• [Aim] Tally the lines that hold the string "услуг", and reply with the count alone.

═════ Dataset excerpts

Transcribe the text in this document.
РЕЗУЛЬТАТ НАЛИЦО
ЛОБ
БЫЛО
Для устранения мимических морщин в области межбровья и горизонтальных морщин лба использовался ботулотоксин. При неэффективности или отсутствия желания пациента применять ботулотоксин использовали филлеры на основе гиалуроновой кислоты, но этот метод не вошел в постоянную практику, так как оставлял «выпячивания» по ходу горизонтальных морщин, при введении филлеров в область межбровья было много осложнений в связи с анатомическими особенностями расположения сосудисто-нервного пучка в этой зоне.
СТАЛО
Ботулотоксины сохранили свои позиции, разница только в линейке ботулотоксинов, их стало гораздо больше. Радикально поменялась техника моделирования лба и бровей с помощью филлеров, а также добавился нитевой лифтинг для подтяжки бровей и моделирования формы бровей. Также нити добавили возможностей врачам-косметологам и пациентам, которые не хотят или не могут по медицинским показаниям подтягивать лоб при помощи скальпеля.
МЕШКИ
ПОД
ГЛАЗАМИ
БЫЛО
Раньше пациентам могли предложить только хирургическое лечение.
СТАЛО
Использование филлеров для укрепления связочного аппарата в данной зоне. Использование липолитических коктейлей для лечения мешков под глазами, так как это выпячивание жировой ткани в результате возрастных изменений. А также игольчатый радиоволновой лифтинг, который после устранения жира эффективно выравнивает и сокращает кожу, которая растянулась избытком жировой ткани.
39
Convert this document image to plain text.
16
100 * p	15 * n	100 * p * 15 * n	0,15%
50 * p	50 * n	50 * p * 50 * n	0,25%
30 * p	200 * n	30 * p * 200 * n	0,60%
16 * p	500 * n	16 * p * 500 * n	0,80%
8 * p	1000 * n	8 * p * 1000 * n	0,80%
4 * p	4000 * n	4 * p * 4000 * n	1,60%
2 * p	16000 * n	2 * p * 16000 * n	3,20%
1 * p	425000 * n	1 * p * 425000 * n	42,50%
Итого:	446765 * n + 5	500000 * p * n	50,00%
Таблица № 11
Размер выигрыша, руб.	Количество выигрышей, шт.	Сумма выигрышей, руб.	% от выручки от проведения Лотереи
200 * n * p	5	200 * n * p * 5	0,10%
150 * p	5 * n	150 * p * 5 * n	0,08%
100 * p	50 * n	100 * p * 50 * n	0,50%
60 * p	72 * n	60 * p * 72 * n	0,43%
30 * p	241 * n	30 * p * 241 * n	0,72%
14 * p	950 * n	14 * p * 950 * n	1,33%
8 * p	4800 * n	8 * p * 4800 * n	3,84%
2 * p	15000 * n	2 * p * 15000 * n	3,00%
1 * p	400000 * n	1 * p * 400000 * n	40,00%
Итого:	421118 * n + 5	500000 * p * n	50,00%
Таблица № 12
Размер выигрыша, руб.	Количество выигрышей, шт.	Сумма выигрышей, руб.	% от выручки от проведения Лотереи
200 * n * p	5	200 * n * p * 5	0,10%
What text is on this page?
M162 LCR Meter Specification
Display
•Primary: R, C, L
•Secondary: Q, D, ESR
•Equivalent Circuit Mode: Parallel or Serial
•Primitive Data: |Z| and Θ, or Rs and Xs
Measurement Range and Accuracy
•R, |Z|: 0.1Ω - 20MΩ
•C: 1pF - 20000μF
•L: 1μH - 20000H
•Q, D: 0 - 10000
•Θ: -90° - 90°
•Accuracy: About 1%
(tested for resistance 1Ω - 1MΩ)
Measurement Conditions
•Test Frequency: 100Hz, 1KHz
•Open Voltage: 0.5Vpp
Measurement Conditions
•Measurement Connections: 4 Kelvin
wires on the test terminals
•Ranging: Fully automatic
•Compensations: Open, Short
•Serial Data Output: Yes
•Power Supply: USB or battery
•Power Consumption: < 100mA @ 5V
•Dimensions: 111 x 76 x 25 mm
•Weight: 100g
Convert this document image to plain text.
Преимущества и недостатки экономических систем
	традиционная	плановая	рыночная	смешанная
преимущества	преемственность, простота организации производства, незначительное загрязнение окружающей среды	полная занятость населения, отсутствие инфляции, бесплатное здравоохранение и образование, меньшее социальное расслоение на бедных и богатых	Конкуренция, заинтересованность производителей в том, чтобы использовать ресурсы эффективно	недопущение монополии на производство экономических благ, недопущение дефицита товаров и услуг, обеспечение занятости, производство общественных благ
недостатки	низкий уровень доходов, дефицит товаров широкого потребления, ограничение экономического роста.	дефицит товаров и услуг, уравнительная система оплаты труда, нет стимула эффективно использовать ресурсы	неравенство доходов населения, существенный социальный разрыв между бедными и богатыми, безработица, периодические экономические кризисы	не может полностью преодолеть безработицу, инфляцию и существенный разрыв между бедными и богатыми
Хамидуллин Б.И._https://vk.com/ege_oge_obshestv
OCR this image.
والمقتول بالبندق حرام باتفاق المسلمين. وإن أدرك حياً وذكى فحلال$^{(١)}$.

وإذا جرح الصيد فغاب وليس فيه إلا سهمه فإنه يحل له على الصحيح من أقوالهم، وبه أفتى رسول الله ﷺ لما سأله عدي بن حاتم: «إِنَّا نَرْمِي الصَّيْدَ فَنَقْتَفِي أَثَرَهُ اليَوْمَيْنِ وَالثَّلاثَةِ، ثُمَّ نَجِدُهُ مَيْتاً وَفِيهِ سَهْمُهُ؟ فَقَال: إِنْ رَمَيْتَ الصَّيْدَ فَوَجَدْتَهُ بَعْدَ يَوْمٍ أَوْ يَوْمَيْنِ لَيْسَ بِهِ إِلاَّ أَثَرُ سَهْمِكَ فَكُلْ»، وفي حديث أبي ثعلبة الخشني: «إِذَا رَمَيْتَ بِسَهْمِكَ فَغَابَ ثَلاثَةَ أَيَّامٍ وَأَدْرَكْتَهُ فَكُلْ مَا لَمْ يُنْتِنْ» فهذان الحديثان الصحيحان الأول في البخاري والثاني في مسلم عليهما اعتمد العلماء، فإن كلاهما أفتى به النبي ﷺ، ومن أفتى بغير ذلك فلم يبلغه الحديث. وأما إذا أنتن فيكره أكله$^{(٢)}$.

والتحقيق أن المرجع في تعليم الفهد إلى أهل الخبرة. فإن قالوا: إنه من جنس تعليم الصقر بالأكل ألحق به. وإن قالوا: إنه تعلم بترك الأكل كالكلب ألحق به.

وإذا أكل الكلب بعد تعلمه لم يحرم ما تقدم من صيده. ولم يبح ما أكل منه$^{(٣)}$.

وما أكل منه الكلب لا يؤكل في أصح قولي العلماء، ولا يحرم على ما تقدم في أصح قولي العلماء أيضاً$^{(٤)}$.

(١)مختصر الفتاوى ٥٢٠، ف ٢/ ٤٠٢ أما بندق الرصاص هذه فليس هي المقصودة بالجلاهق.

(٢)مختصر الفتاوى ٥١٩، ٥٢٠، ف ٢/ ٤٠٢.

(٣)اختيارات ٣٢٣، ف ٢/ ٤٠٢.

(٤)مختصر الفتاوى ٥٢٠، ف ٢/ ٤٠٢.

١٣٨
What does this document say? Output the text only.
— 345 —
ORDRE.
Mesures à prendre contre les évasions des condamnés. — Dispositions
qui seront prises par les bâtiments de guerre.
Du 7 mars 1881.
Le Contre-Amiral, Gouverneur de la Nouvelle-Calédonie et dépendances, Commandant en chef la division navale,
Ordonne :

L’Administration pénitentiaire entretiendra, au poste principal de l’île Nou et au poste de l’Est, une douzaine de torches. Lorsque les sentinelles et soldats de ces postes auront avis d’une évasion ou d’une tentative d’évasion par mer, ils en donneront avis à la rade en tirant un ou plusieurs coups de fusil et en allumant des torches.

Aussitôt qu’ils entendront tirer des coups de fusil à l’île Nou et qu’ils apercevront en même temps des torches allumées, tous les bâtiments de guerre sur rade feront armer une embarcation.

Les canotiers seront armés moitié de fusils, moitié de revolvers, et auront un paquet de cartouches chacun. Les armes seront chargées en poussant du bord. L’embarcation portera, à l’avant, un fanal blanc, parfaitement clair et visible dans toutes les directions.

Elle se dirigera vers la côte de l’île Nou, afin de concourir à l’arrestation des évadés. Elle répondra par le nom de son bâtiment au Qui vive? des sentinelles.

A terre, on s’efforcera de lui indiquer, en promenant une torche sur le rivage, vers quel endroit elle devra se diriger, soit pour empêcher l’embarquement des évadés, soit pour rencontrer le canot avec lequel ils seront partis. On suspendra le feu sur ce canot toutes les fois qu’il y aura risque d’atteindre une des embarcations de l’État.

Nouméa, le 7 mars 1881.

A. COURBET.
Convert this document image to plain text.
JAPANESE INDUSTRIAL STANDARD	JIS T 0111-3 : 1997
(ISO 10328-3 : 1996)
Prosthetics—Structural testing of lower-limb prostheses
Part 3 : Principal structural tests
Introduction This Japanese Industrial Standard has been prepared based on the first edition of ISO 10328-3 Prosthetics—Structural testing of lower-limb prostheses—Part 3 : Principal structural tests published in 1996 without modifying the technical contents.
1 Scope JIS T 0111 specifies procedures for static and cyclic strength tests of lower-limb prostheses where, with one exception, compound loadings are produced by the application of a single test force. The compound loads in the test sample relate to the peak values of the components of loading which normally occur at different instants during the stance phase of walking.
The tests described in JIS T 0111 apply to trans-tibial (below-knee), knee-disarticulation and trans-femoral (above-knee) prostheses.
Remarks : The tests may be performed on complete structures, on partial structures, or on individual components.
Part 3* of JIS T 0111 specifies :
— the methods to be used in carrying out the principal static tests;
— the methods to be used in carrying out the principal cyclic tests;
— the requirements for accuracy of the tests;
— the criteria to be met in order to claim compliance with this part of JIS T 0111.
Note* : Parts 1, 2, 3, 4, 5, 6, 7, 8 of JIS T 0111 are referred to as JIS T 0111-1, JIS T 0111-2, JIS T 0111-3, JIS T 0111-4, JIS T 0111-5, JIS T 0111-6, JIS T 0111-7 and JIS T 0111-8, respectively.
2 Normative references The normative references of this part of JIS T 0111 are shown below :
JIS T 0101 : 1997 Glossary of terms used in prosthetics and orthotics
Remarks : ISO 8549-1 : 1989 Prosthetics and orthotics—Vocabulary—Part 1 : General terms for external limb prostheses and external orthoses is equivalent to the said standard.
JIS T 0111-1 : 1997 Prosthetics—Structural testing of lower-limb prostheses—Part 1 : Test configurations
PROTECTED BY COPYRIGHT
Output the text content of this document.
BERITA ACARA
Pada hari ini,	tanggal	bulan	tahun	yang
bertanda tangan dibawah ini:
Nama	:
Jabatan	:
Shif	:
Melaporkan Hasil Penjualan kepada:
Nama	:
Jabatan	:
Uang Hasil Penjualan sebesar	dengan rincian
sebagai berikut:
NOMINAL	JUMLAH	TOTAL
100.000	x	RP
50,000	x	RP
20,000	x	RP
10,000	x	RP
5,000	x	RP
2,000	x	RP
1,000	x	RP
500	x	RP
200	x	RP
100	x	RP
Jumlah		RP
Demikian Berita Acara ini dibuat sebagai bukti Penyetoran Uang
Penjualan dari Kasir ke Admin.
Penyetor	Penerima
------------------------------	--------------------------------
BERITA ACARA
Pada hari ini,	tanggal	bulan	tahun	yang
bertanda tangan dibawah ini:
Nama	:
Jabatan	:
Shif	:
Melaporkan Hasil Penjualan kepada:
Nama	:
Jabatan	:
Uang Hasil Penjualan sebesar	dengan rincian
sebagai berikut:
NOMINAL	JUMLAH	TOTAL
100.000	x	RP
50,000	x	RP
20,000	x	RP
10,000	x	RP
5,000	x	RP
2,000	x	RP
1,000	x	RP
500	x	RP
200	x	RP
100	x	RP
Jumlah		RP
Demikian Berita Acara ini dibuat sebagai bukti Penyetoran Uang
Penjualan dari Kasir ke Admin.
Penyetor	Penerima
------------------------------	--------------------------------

══════════

• [Problem solution] 2